(GIVEN EXERCISE) Write out every entry, unchanged. Skip any picture.

----------

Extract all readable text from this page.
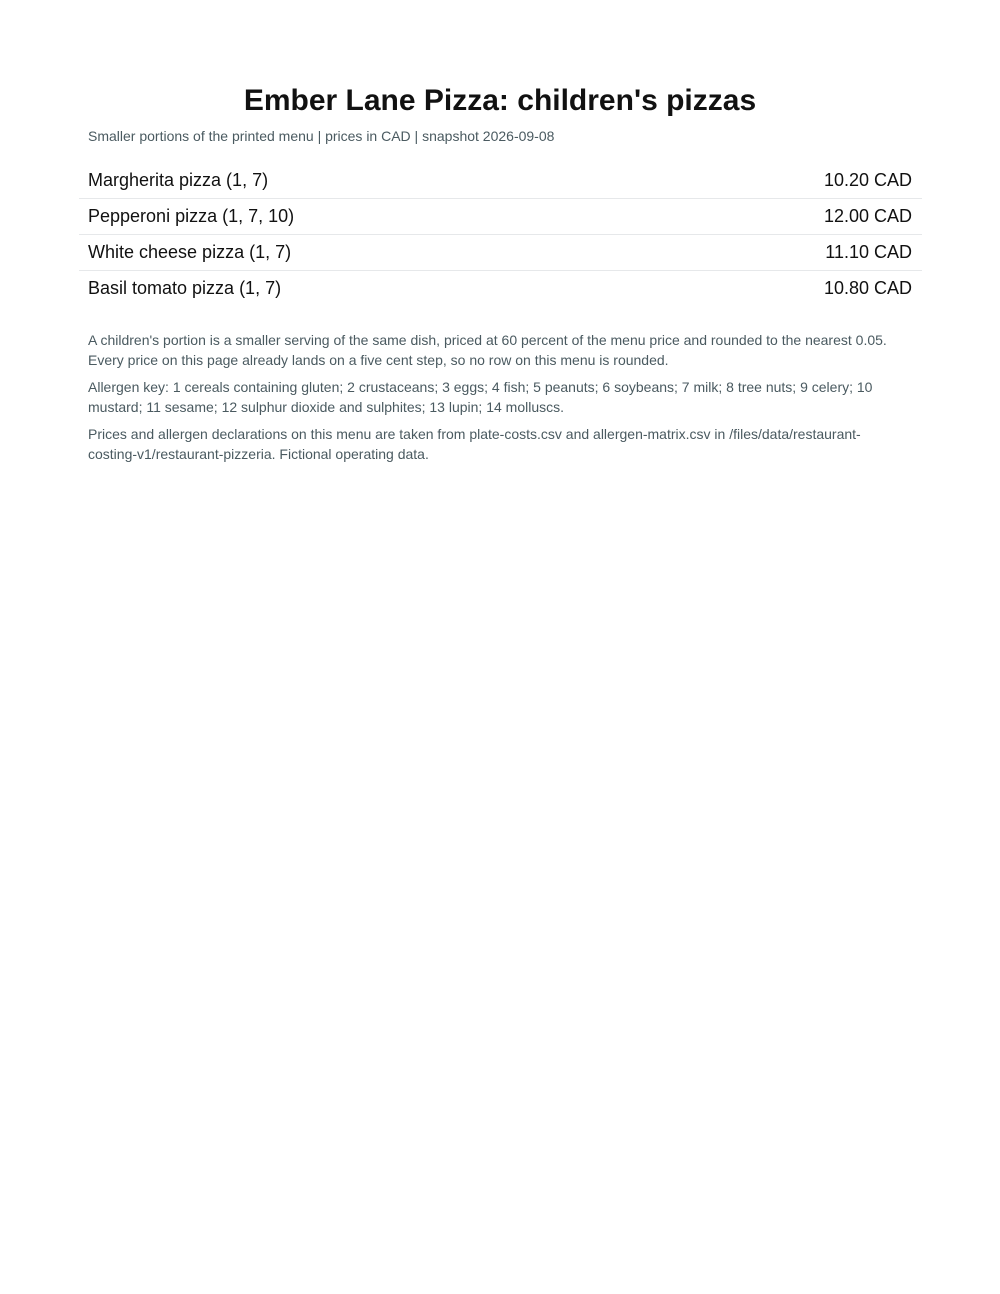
Ember Lane Pizza: children's pizzas

Smaller portions of the printed menu | prices in CAD | snapshot 2026-09-08

Margherita pizza (1, 7)	10.20 CAD
Pepperoni pizza (1, 7, 10)	12.00 CAD
White cheese pizza (1, 7)	11.10 CAD
Basil tomato pizza (1, 7)	10.80 CAD

A children's portion is a smaller serving of the same dish, priced at 60 percent of the menu price and rounded to the nearest 0.05. Every price on this page already lands on a five cent step, so no row on this menu is rounded.

Allergen key: 1 cereals containing gluten; 2 crustaceans; 3 eggs; 4 fish; 5 peanuts; 6 soybeans; 7 milk; 8 tree nuts; 9 celery; 10 mustard; 11 sesame; 12 sulphur dioxide and sulphites; 13 lupin; 14 molluscs.

Prices and allergen declarations on this menu are taken from plate-costs.csv and allergen-matrix.csv in /files/data/restaurant-costing-v1/restaurant-pizzeria. Fictional operating data.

----------

(FINISHED EXERCISE)
Extract all readable text from this page.
Ember Lane Pizza: children's pizzas

Smaller portions of the printed menu | prices in CAD | snapshot 2026-09-08

Margherita pizza (1, 7)	10.20 CAD
Pepperoni pizza (1, 7, 10)	12.00 CAD
White cheese pizza (1, 7)	11.10 CAD
Basil tomato pizza (1, 7)	10.80 CAD

A children's portion is a smaller serving of the same dish, priced at 60 percent of the menu price and rounded to the nearest 0.05. Every price on this page already lands on a five cent step, so no row on this menu is rounded.

Allergen key: 1 cereals containing gluten; 2 crustaceans; 3 eggs; 4 fish; 5 peanuts; 6 soybeans; 7 milk; 8 tree nuts; 9 celery; 10 mustard; 11 sesame; 12 sulphur dioxide and sulphites; 13 lupin; 14 molluscs.

Prices and allergen declarations on this menu are taken from plate-costs.csv and allergen-matrix.csv in /files/data/restaurant-costing-v1/restaurant-pizzeria. Fictional operating data.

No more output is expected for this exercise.